**PROBLEM STATEMENT:**
Duplicate the passage in the seaweed farming text from "The villagers on" up to and including "his seaweed site.".

**SELECTED TEXT:**

Eucheuma cottonii & Eucheuma spinosum

Hello Botany Photo of the Day readers. In Daniel’s absence we will attempt to deliver the BPotD at the high level and consistency that has been its hallmark. I am especially grateful to Daniel, as he has taught me much about IT and photography. That said, please bear with me and the crew as we take over the task.

Ingrid Hoff, Horticultural Manager at UBCBG wrote today’s entry.

Tourism is the number one industry in Bali, Indonesia. But not so on the tiny Balinese island of Nusa Lembongan. On Nusa Lembongan it’s all about seaweed.

The villagers on this small island off the eastern coast of Bali make their living farming two species of seaweed, Eucheuma spinosum and more commonly Eucheuma cottonii. These seaweeds grow on submerged strings that are stretched between bamboo poles in the shallow, warm, nutrient rich waters. These aquatic fields give the ocean surrounding the island a “patchwork quilt” look.

New growth can be gathered every 45 days, so there is almost always a harvest going on. Villagers wade out into the shallows and fill their boats (or sometimes large baskets) with the seaweed. Back on the beach it is laid out on tarps to dry in the sun and eventually shipped around the world to be used as a thickening ingredient (carrageenan) for use in food (ice cream, diet products etc.) and cosmetics (lotions, shampoo, etc.).

Michael Guiry has an informative write-up on carrageenan on his seaweed site.

Eucheuma spp.
Eucheuma spp.

27 responses to “Eucheuma cottonii & Eucheuma spinosum”

  1. Ryan Kitko

    This is a wonderful BPotD entry; thanks for sharing! If it weren’t for those seaweed species, I wouldn’t be able to find yogurt sans gelatin. It’s nice to know where the carrageenan comes from.

  2. Connie

    Thank you! I am so glad to see this.

  3. Jenn

    Thank you for contributing. I look forward to seeing what you come up with!

  4. Sue

    Thank you for helping us combat BPotD withdrawls! 🙂

  5. Julie

    Thank you! Fantastic photos. There is a seaweed harvesting enterprise in the waters off Vancouver Island. I doubt it is as “sophisticated” as this. I believe the harvested seaweed is used primarily for a local natural cosmetics business. Looking forward to your future postings.

  6. Elizabeth Heinz

    Hurray! Thanks for keeping our daily fix going. This is a fascinating entry.

**STORED ROWS:**
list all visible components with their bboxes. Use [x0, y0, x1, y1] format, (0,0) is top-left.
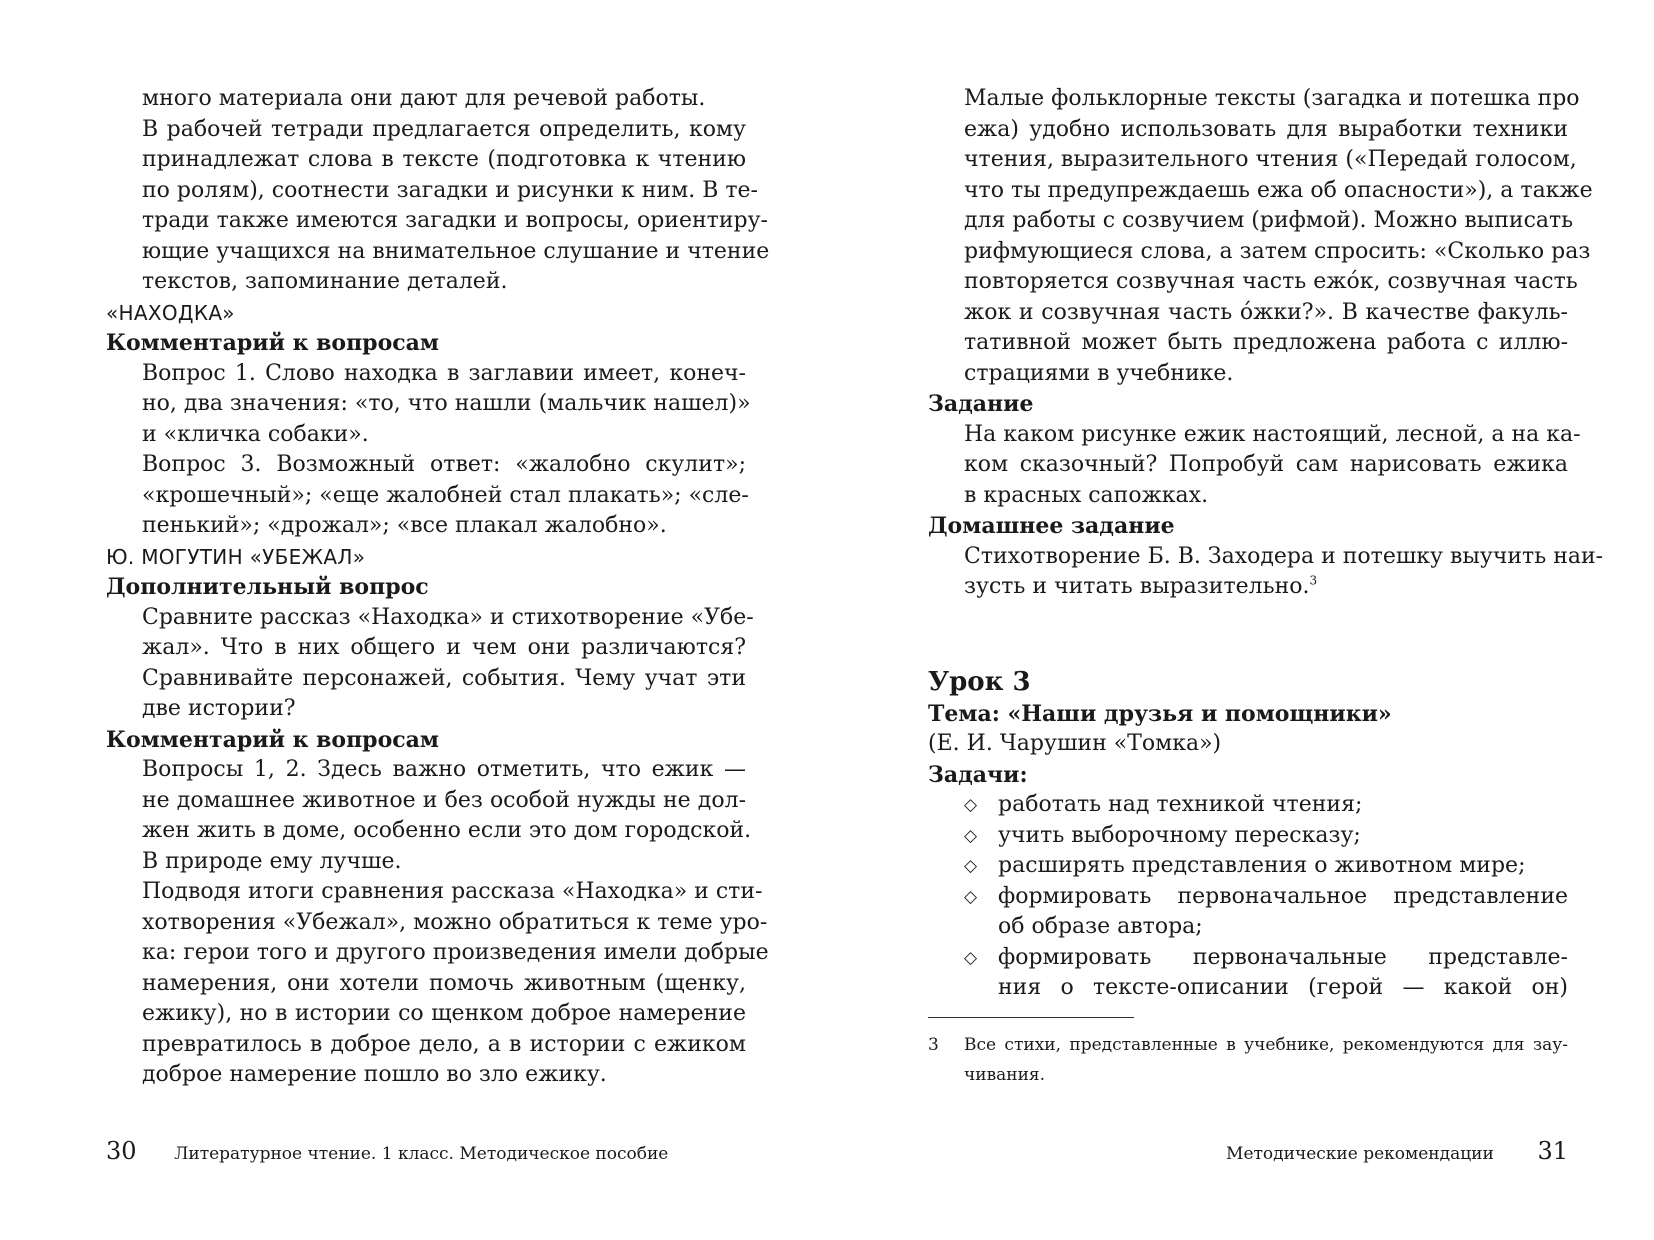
diamond-bullet-icon: ◇: [964, 947, 978, 968]
list-item: [928, 790, 1568, 821]
subheading: Дополнительный вопрос: [106, 574, 429, 600]
paragraph: [964, 84, 1593, 389]
paragraph: [142, 359, 751, 451]
left-page-text: [106, 84, 770, 1091]
text-line: Сравнивайте персонажей, события. Чему учат эти: [142, 665, 746, 691]
text-line: В рабочей тетради предлагается определить, кому: [142, 116, 746, 142]
text-line: доброе намерение пошло во зло ежику.: [142, 1062, 607, 1087]
text-line: На каком рисунке ежик настоящий, лесной, а на ка-: [964, 421, 1581, 447]
text-line: для работы с созвучием (рифмой). Можно выписать: [964, 208, 1574, 233]
text-line: жок и созвучная часть о́жки?». В качестве факуль-: [964, 299, 1568, 325]
text-line: что ты предупреждаешь ежа об опасности»), а также: [964, 177, 1593, 203]
tasks-list: [928, 790, 1568, 1004]
diamond-bullet-icon: ◇: [964, 795, 978, 815]
text-line: в красных сапожках.: [964, 482, 1209, 508]
list-item: [928, 943, 1568, 1004]
text-line: много материала они дают для речевой работы.: [142, 86, 706, 111]
text-line: ка: герои того и другого произведения имели добрые: [142, 940, 769, 965]
text-line: Подводя итоги сравнения рассказа «Находка» и сти-: [142, 879, 763, 904]
text-line: чивания.: [964, 1065, 1046, 1085]
diamond-bullet-icon: ◇: [964, 886, 978, 907]
footnote-divider: [928, 1017, 1134, 1018]
running-title: Методические рекомендации: [1226, 1144, 1494, 1164]
text-line: принадлежат слова в тексте (подготовка к чтению: [142, 147, 746, 172]
subheading: Домашнее задание: [928, 513, 1175, 539]
text-line: жал». Что в них общего и чем они различаются?: [142, 635, 746, 660]
section-heading: Ю. МОГУТИН «УБЕЖАЛ»: [106, 544, 366, 569]
text-line: ком сказочный? Попробуй сам нарисовать ежика: [964, 452, 1568, 477]
lesson-title: Урок 3: [928, 666, 1031, 697]
text-line: ющие учащихся на внимательное слушание и чтение: [142, 238, 770, 264]
text-line: страциями в учебнике.: [964, 360, 1234, 386]
spacer: [928, 603, 1568, 665]
text-line: формировать первоначальное представление: [998, 883, 1568, 909]
footnote: [928, 1030, 1568, 1090]
text-line: текстов, запоминание деталей.: [142, 269, 508, 294]
text-line: по ролям), соотнести загадки и рисунки к ним. В те-: [142, 177, 758, 203]
text-line: «крошечный»; «еще жалобней стал плакать»; «сле-: [142, 482, 749, 508]
text-line: пенький»; «дрожал»; «все плакал жалобно».: [142, 513, 667, 538]
text-line: об образе автора;: [998, 914, 1203, 939]
paragraph: [142, 877, 769, 1091]
text-line: намерения, они хотели помочь животным (щенку,: [142, 970, 746, 996]
text-line: жен жить в доме, особенно если это дом городской.: [142, 818, 752, 843]
page-footer: [106, 1136, 668, 1169]
page-footer: [1226, 1136, 1568, 1169]
text-line: превратилось в доброе дело, а в истории с ежиком: [142, 1031, 746, 1057]
footnote-number: 3: [928, 1035, 939, 1055]
diamond-bullet-icon: ◇: [964, 856, 978, 876]
text-line: и «кличка собаки».: [142, 421, 369, 447]
text-line: рифмующиеся слова, а затем спросить: «Сколько раз: [964, 238, 1591, 264]
right-page-text: [928, 84, 1604, 1004]
subheading: Комментарий к вопросам: [106, 330, 439, 356]
text-line: тради также имеются загадки и вопросы, ориентиру-: [142, 208, 768, 233]
text-line: формировать первоначальные представле-: [998, 944, 1568, 970]
lesson-topic: Тема: «Наши друзья и помощники»: [928, 700, 1392, 727]
paragraph: [142, 603, 754, 725]
diamond-bullet-icon: ◇: [964, 825, 978, 846]
text-line: Малые фольклорные тексты (загадка и потешка про: [964, 86, 1580, 111]
text-line: В природе ему лучше.: [142, 848, 402, 874]
text-line: хотворения «Убежал», можно обратиться к теме уро-: [142, 909, 768, 935]
text-line: Все стихи, представленные в учебнике, рекомендуются для зау-: [964, 1035, 1568, 1055]
text-line: ежику), но в истории со щенком доброе намерение: [142, 1001, 746, 1026]
paragraph: [142, 115, 770, 298]
subheading: Комментарий к вопросам: [106, 726, 439, 753]
paragraph: [964, 420, 1581, 512]
text-line: Вопросы 1, 2. Здесь важно отметить, что ежик —: [142, 757, 746, 782]
text-line: Стихотворение Б. В. Заходера и потешку выучить наи-: [964, 543, 1604, 569]
text-line: Вопрос 1. Слово находка в заглавии имеет, конеч-: [142, 360, 746, 386]
text-line: чтения, выразительного чтения («Передай голосом,: [964, 147, 1577, 172]
text-line: повторяется созвучная часть ежо́к, созвучная часть: [964, 269, 1578, 294]
subheading: Задание: [928, 391, 1034, 417]
text-line: ния о тексте-описании (герой — какой он): [998, 975, 1568, 1000]
page-number: 31: [1537, 1137, 1568, 1165]
right-page: [827, 0, 1654, 1240]
text-line: [964, 572, 1568, 603]
list-item: [928, 882, 1568, 943]
text-line: работать над техникой чтения;: [998, 792, 1363, 817]
lesson-source: (Е. И. Чарушин «Томка»): [928, 731, 1222, 756]
running-title: Литературное чтение. 1 класс. Методическое пособие: [174, 1144, 669, 1164]
text-line: Сравните рассказ «Находка» и стихотворение «Убе-: [142, 604, 754, 630]
paragraph: [142, 84, 746, 115]
paragraph: [964, 542, 1604, 603]
text-line: две истории?: [142, 696, 296, 721]
paragraph: [142, 755, 752, 877]
text-line: учить выборочному пересказу;: [998, 822, 1361, 848]
paragraph: [142, 450, 749, 542]
text-line: ежа) удобно использовать для выработки техники: [964, 116, 1568, 142]
section-heading: «НАХОДКА»: [106, 300, 235, 325]
text-line: расширять представления о животном мире;: [998, 853, 1526, 878]
text-line: тативной может быть предложена работа с иллю-: [964, 330, 1568, 355]
footnote-text: [964, 1030, 1568, 1090]
footnote-reference: 3: [1309, 573, 1318, 588]
page-number: 30: [106, 1137, 137, 1165]
text-fragment: зусть и читать выразительно.: [964, 574, 1310, 599]
text-line: не домашнее животное и без особой нужды не дол-: [142, 787, 746, 813]
list-item: [928, 821, 1568, 852]
list-item: [928, 851, 1568, 882]
text-line: Вопрос 3. Возможный ответ: «жалобно скулит»;: [142, 452, 746, 477]
tasks-heading: Задачи:: [928, 761, 1028, 788]
text-line: но, два значения: «то, что нашли (мальчик нашел)»: [142, 391, 751, 416]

**THE SOLUTION:**
The villagers on this small island off the eastern coast of Bali make their living farming two species of seaweed, Eucheuma spinosum and more commonly Eucheuma cottonii. These seaweeds grow on submerged strings that are stretched between bamboo poles in the shallow, warm, nutrient rich waters. These aquatic fields give the ocean surrounding the island a “patchwork quilt” look.

New growth can be gathered every 45 days, so there is almost always a harvest going on. Villagers wade out into the shallows and fill their boats (or sometimes large baskets) with the seaweed. Back on the beach it is laid out on tarps to dry in the sun and eventually shipped around the world to be used as a thickening ingredient (carrageenan) for use in food (ice cream, diet products etc.) and cosmetics (lotions, shampoo, etc.).

Michael Guiry has an informative write-up on carrageenan on his seaweed site.